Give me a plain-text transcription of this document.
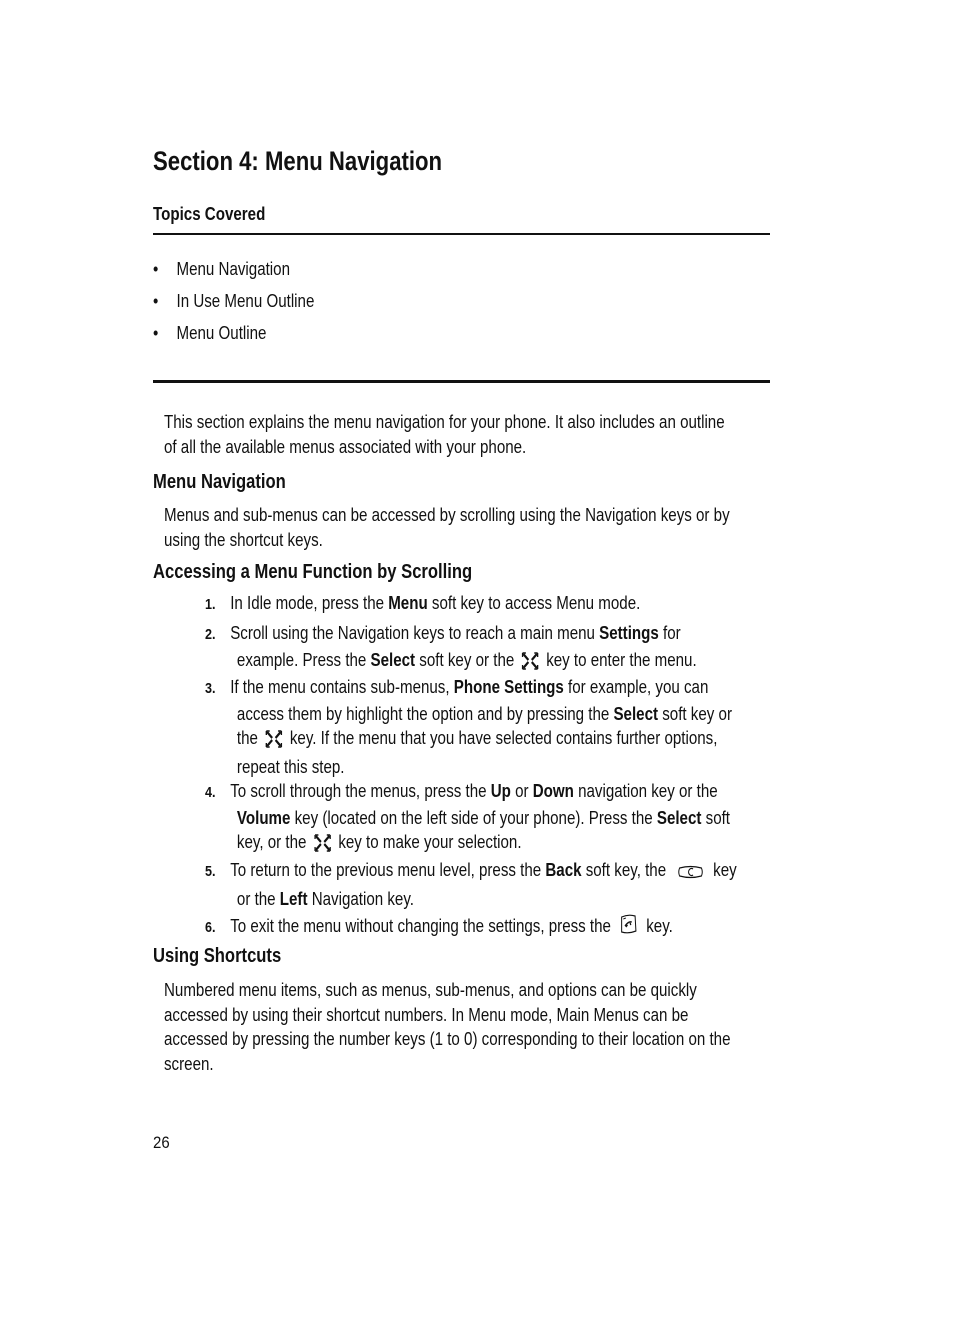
Section 4: Menu Navigation
Topics Covered
• Menu Navigation
• In Use Menu Outline
• Menu Outline
This section explains the menu navigation for your phone. It also includes an outline
of all the available menus associated with your phone.
Menu Navigation
Menus and sub-menus can be accessed by scrolling using the Navigation keys or by
using the shortcut keys.
Accessing a Menu Function by Scrolling
1. In Idle mode, press the Menu soft key to access Menu mode.
2. Scroll using the Navigation keys to reach a main menu Settings for
example. Press the Select soft key or the  key to enter the menu.
3. If the menu contains sub-menus, Phone Settings for example, you can
access them by highlight the option and by pressing the Select soft key or
the  key. If the menu that you have selected contains further options,
repeat this step.
4. To scroll through the menus, press the Up or Down navigation key or the
Volume key (located on the left side of your phone). Press the Select soft
key, or the  key to make your selection.
5. To return to the previous menu level, press the Back soft key, the  key
or the Left Navigation key.
6. To exit the menu without changing the settings, press the  key.
Using Shortcuts
Numbered menu items, such as menus, sub-menus, and options can be quickly
accessed by using their shortcut numbers. In Menu mode, Main Menus can be
accessed by pressing the number keys (1 to 0) corresponding to their location on the
screen.
26
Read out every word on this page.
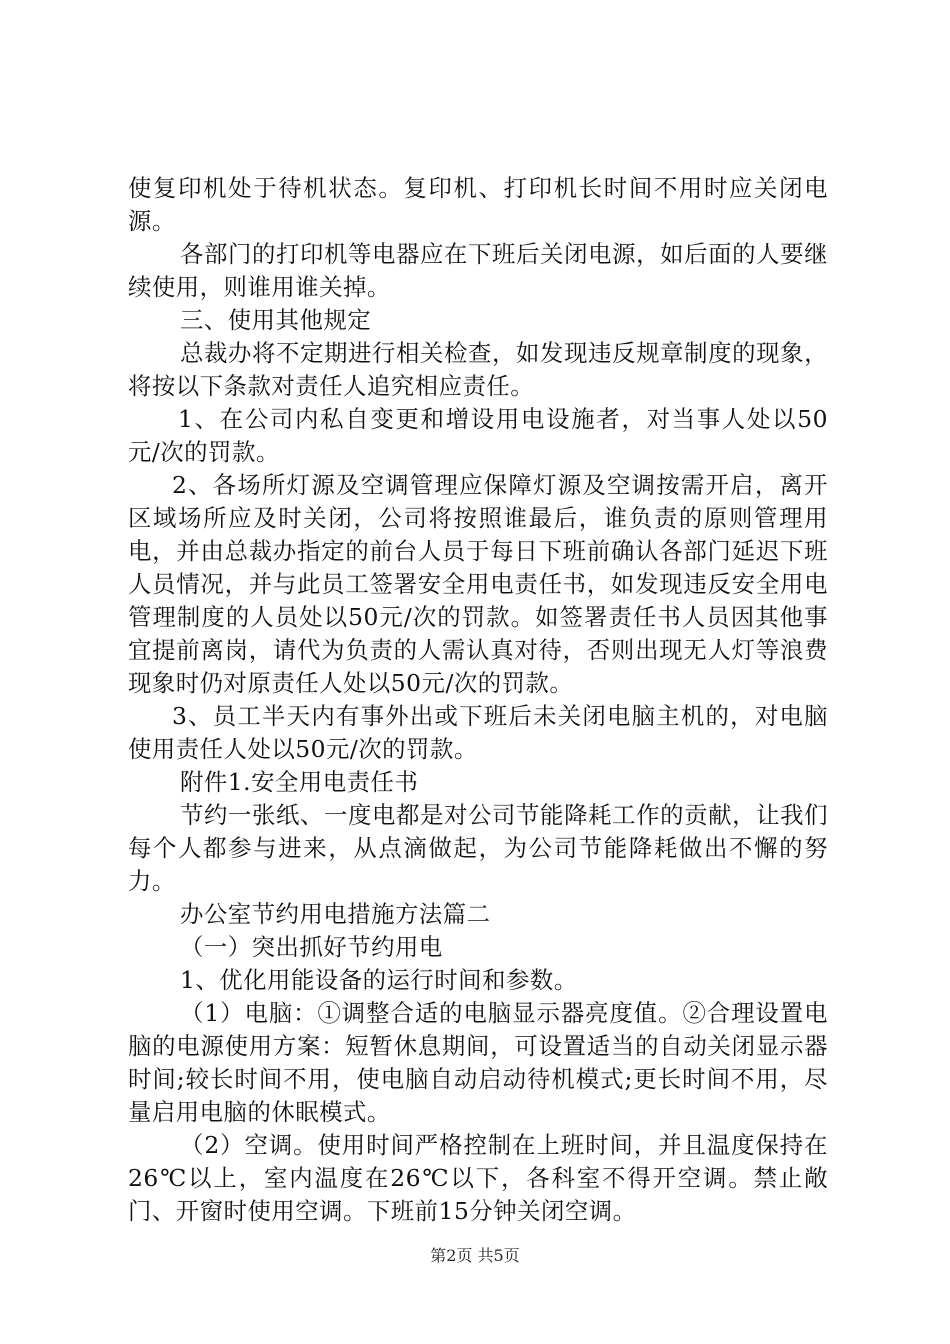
使复印机处于待机状态。复印机、打印机长时间不用时应关闭电源。

各部门的打印机等电器应在下班后关闭电源，如后面的人要继续使用，则谁用谁关掉。

三、使用其他规定

总裁办将不定期进行相关检查，如发现违反规章制度的现象，将按以下条款对责任人追究相应责任。

1、在公司内私自变更和增设用电设施者，对当事人处以50元/次的罚款。

2、各场所灯源及空调管理应保障灯源及空调按需开启，离开区域场所应及时关闭，公司将按照谁最后，谁负责的原则管理用电，并由总裁办指定的前台人员于每日下班前确认各部门延迟下班人员情况，并与此员工签署安全用电责任书，如发现违反安全用电管理制度的人员处以50元/次的罚款。如签署责任书人员因其他事宜提前离岗，请代为负责的人需认真对待，否则出现无人灯等浪费现象时仍对原责任人处以50元/次的罚款。

3、员工半天内有事外出或下班后未关闭电脑主机的，对电脑使用责任人处以50元/次的罚款。

附件1.安全用电责任书

节约一张纸、一度电都是对公司节能降耗工作的贡献，让我们每个人都参与进来，从点滴做起，为公司节能降耗做出不懈的努力。

办公室节约用电措施方法篇二

（一）突出抓好节约用电

1、优化用能设备的运行时间和参数。

（1）电脑：①调整合适的电脑显示器亮度值。②合理设置电脑的电源使用方案：短暂休息期间，可设置适当的自动关闭显示器时间;较长时间不用，使电脑自动启动待机模式;更长时间不用，尽量启用电脑的休眠模式。

（2）空调。使用时间严格控制在上班时间，并且温度保持在26℃以上，室内温度在26℃以下，各科室不得开空调。禁止敞门、开窗时使用空调。下班前15分钟关闭空调。

第2页 共5页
——
▶ [EXERCISE PROMPT]:
Keep the pictures out and write out the records exactly.

▶ [RESPONSE TO THIS EXERCISE]:
Give me a plain-text transcription of this document.
Section 4: Menu Navigation
Topics Covered
• Menu Navigation
• In Use Menu Outline
• Menu Outline
This section explains the menu navigation for your phone. It also includes an outline
of all the available menus associated with your phone.
Menu Navigation
Menus and sub-menus can be accessed by scrolling using the Navigation keys or by
using the shortcut keys.
Accessing a Menu Function by Scrolling
1. In Idle mode, press the Menu soft key to access Menu mode.
2. Scroll using the Navigation keys to reach a main menu Settings for
example. Press the Select soft key or the  key to enter the menu.
3. If the menu contains sub-menus, Phone Settings for example, you can
access them by highlight the option and by pressing the Select soft key or
the  key. If the menu that you have selected contains further options,
repeat this step.
4. To scroll through the menus, press the Up or Down navigation key or the
Volume key (located on the left side of your phone). Press the Select soft
key, or the  key to make your selection.
5. To return to the previous menu level, press the Back soft key, the  key
or the Left Navigation key.
6. To exit the menu without changing the settings, press the  key.
Using Shortcuts
Numbered menu items, such as menus, sub-menus, and options can be quickly
accessed by using their shortcut numbers. In Menu mode, Main Menus can be
accessed by pressing the number keys (1 to 0) corresponding to their location on the
screen.
26
Read out every word on this page.
使复印机处于待机状态。复印机、打印机长时间不用时应关闭电源。

各部门的打印机等电器应在下班后关闭电源，如后面的人要继续使用，则谁用谁关掉。

三、使用其他规定

总裁办将不定期进行相关检查，如发现违反规章制度的现象，将按以下条款对责任人追究相应责任。

1、在公司内私自变更和增设用电设施者，对当事人处以50元/次的罚款。

2、各场所灯源及空调管理应保障灯源及空调按需开启，离开区域场所应及时关闭，公司将按照谁最后，谁负责的原则管理用电，并由总裁办指定的前台人员于每日下班前确认各部门延迟下班人员情况，并与此员工签署安全用电责任书，如发现违反安全用电管理制度的人员处以50元/次的罚款。如签署责任书人员因其他事宜提前离岗，请代为负责的人需认真对待，否则出现无人灯等浪费现象时仍对原责任人处以50元/次的罚款。

3、员工半天内有事外出或下班后未关闭电脑主机的，对电脑使用责任人处以50元/次的罚款。

附件1.安全用电责任书

节约一张纸、一度电都是对公司节能降耗工作的贡献，让我们每个人都参与进来，从点滴做起，为公司节能降耗做出不懈的努力。

办公室节约用电措施方法篇二

（一）突出抓好节约用电

1、优化用能设备的运行时间和参数。

（1）电脑：①调整合适的电脑显示器亮度值。②合理设置电脑的电源使用方案：短暂休息期间，可设置适当的自动关闭显示器时间;较长时间不用，使电脑自动启动待机模式;更长时间不用，尽量启用电脑的休眠模式。

（2）空调。使用时间严格控制在上班时间，并且温度保持在26℃以上，室内温度在26℃以下，各科室不得开空调。禁止敞门、开窗时使用空调。下班前15分钟关闭空调。

第2页 共5页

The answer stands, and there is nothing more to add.